§ Exercise prompt
Report every line in the listing below where the string "Chaudhari" shows up.

--- START Stored data ---

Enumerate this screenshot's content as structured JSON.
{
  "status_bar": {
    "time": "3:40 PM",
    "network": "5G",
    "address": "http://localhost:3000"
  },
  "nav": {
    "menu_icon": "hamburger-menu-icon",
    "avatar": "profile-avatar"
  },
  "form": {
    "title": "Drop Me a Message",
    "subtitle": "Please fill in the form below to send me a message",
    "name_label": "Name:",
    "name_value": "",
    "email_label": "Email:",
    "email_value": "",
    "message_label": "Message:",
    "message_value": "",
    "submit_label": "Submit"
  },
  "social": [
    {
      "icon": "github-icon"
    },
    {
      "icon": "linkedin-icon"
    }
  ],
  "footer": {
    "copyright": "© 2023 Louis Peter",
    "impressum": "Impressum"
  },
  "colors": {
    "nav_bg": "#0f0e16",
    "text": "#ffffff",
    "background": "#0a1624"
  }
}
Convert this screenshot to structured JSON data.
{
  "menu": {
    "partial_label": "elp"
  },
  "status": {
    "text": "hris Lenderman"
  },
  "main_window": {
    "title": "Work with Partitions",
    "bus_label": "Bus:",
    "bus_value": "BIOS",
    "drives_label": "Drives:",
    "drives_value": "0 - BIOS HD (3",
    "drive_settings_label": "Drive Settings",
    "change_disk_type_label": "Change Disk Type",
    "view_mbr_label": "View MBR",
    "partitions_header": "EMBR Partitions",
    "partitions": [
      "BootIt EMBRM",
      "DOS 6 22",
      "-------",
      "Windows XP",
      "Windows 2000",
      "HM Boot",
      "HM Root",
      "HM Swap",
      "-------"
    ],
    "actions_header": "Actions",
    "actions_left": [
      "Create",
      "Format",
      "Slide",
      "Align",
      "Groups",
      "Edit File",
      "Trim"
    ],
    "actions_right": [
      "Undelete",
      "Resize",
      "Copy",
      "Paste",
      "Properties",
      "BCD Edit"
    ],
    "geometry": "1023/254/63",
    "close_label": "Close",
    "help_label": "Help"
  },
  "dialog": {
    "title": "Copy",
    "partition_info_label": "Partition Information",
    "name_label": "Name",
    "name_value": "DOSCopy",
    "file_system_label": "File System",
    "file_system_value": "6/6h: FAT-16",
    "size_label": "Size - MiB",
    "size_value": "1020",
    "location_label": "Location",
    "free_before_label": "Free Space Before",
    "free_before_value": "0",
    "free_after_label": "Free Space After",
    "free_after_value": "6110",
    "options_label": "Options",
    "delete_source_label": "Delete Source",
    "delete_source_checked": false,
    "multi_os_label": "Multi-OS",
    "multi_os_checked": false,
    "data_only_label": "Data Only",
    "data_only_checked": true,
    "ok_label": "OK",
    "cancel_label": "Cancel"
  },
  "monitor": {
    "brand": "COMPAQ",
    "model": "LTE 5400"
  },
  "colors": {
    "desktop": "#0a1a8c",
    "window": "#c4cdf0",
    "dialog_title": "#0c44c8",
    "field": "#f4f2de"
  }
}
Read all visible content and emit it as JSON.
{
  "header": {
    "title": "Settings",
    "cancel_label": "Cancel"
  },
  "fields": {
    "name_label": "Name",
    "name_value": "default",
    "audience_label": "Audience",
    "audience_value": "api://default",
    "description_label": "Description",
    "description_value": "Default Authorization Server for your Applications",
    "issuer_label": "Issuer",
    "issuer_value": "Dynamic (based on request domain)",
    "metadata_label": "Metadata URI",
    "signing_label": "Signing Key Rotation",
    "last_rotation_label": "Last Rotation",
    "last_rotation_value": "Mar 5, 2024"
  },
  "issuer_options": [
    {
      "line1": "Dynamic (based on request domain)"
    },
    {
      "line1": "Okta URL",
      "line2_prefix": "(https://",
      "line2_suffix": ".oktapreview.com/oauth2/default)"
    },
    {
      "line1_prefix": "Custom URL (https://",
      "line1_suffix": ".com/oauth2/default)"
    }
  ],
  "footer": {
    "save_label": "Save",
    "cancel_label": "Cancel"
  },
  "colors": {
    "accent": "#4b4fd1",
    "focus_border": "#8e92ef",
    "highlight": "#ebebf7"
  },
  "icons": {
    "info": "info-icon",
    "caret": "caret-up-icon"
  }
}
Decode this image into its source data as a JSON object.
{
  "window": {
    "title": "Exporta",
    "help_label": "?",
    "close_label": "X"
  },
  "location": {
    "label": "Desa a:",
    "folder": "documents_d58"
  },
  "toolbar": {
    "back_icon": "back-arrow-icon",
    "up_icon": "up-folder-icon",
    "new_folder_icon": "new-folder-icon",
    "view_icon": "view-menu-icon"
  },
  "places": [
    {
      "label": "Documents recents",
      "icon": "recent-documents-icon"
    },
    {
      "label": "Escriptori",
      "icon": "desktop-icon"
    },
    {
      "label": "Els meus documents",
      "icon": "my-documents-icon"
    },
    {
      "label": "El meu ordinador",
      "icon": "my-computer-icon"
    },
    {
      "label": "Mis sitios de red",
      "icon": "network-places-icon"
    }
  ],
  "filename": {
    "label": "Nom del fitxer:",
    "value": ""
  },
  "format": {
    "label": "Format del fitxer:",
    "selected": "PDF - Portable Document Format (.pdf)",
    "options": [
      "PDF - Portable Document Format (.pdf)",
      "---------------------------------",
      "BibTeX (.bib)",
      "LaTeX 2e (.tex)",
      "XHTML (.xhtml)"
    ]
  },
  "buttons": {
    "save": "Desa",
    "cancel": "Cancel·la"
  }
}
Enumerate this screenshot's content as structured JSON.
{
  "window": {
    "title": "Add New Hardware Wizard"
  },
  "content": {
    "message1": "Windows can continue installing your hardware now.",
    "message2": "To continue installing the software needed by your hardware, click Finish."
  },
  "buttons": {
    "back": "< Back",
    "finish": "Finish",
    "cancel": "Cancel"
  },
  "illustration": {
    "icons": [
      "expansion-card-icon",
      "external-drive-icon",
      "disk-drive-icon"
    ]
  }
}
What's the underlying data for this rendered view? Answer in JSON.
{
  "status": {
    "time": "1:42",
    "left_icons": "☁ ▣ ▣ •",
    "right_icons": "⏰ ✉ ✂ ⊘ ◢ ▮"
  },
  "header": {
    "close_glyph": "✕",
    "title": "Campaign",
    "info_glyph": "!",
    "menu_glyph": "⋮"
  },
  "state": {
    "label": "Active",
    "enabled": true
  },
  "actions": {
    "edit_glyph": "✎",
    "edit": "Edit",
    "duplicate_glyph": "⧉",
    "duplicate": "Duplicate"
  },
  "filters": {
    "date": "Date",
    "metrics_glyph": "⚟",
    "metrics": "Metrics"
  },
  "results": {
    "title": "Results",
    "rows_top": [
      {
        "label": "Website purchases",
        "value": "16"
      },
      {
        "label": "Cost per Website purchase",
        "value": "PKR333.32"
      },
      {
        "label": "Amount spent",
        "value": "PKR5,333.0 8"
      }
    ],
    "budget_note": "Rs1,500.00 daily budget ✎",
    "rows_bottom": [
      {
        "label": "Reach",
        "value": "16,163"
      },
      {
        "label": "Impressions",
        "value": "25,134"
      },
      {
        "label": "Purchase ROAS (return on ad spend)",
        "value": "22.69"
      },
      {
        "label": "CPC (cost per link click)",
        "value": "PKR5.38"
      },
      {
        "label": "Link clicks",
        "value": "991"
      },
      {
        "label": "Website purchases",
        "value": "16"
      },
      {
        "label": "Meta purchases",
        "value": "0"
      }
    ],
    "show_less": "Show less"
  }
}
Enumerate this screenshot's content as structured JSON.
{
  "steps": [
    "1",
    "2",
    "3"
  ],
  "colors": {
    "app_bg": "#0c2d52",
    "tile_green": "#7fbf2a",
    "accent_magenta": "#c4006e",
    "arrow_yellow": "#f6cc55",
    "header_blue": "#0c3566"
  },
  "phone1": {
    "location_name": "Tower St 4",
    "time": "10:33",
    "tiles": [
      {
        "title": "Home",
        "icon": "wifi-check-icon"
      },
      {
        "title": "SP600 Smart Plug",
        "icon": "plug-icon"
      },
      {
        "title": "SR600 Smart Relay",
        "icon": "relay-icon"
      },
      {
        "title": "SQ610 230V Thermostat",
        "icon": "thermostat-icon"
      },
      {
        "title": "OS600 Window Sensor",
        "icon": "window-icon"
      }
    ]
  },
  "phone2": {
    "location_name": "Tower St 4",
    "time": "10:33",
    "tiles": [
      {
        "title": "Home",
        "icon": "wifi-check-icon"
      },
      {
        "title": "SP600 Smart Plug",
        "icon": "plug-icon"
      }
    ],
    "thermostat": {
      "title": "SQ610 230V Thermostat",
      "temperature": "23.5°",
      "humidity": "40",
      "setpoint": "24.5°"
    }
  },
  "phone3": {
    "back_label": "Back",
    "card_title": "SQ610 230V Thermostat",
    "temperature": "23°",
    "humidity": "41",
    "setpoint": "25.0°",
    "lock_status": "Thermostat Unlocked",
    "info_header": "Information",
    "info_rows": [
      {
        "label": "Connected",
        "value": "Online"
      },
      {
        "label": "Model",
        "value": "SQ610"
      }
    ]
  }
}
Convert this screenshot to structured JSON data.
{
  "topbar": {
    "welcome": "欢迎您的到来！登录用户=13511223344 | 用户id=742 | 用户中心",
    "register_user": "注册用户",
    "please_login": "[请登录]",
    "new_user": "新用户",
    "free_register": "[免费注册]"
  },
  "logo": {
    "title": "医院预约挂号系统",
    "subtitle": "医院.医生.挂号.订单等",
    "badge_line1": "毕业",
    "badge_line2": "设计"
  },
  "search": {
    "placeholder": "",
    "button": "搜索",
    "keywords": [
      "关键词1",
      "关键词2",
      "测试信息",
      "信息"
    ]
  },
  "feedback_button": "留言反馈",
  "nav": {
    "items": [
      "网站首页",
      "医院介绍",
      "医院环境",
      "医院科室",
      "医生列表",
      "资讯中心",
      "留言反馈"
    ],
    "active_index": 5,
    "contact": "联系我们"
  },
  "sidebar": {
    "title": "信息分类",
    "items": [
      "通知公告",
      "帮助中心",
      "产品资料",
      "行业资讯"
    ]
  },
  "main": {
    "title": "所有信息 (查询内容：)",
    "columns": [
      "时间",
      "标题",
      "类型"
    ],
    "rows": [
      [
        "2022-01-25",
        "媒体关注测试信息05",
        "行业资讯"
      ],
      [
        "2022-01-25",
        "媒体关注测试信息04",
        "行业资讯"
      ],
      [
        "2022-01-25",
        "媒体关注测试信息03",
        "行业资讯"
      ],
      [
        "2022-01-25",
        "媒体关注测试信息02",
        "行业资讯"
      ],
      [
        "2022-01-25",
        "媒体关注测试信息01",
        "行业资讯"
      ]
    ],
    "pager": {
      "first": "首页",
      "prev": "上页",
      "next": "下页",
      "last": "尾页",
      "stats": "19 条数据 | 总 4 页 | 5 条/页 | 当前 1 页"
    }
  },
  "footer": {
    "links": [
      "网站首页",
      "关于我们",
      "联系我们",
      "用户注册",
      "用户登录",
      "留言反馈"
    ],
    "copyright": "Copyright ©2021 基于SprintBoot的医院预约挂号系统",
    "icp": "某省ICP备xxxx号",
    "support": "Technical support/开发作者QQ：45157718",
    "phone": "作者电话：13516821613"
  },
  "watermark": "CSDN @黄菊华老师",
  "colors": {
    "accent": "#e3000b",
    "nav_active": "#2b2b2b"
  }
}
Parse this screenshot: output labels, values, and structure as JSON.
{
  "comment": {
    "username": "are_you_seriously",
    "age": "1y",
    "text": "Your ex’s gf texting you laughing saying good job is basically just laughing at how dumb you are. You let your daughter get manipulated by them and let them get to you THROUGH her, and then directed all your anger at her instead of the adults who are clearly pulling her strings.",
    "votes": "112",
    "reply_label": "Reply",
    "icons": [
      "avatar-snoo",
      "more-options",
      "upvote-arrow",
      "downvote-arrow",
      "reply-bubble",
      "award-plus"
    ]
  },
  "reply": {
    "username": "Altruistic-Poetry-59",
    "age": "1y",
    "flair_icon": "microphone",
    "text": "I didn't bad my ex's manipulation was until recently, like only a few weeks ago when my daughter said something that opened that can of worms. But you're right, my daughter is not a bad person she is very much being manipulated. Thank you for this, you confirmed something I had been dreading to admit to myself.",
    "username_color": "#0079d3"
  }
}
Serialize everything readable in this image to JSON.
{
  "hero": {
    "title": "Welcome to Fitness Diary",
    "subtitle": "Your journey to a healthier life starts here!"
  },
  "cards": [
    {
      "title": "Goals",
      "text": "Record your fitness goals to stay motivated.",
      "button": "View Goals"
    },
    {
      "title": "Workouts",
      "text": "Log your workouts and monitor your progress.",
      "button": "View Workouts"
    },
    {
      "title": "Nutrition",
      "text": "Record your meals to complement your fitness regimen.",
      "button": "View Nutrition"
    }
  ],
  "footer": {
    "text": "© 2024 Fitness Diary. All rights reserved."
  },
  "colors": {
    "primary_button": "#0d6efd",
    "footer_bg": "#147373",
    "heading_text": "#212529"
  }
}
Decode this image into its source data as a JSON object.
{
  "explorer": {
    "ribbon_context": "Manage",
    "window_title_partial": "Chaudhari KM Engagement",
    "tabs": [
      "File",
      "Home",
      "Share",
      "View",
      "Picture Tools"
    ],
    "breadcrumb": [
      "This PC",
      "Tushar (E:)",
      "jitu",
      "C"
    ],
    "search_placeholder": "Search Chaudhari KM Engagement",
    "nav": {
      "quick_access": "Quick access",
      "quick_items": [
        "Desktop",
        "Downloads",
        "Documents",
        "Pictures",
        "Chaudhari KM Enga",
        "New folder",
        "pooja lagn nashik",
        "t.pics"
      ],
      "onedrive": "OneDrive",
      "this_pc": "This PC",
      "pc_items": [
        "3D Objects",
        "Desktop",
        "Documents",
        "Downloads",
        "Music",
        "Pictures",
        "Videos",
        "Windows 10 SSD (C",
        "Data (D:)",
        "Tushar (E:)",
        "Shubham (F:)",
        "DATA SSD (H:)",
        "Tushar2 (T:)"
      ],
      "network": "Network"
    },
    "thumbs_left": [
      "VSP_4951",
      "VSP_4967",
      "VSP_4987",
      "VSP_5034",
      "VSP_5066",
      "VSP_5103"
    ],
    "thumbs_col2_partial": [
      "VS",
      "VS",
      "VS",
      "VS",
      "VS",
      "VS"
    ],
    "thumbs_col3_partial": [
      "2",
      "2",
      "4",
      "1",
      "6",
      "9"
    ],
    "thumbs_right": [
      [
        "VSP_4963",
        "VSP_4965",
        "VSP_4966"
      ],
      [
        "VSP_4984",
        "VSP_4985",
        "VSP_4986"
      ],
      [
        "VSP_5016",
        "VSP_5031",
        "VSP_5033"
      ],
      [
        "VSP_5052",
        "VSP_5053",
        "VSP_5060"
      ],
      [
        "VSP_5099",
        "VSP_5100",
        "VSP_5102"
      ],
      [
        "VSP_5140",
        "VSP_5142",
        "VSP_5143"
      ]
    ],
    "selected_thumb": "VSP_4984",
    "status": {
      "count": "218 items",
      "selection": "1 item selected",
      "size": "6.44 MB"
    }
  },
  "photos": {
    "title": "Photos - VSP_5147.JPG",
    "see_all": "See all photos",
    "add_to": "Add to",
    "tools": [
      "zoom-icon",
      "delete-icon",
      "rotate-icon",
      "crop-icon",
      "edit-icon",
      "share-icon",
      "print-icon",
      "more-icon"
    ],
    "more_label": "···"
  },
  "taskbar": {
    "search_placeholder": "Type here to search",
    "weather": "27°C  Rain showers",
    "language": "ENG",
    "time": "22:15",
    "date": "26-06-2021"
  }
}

--- END Stored data ---

§ Output for this task
    "window_title_partial": "Chaudhari KM Engagement",
    "search_placeholder": "Search Chaudhari KM Engagement",
        "Chaudhari KM Enga",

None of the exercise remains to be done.